DIRECTIONS FOR THIS TASK:
Locate all lines with the word "beschermgod" and copy them out.

Saved entries:

== == ==

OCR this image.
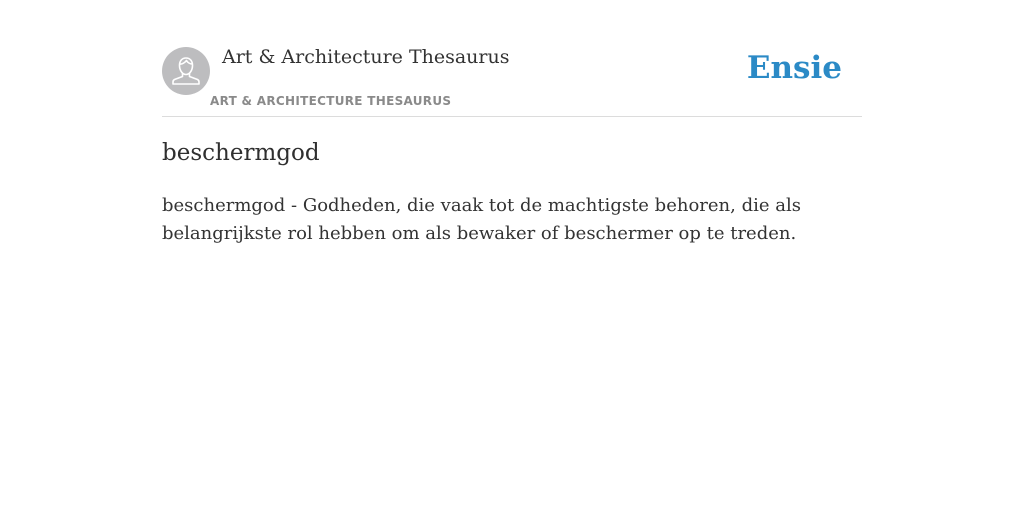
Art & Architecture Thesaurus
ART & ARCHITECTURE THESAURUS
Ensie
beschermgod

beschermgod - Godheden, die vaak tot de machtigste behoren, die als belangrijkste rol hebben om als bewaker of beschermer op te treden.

== == ==

WORKED SOLUTION:
beschermgod
beschermgod - Godheden, die vaak tot de machtigste behoren, die als belangrijkste rol hebben om als bewaker of beschermer op te treden.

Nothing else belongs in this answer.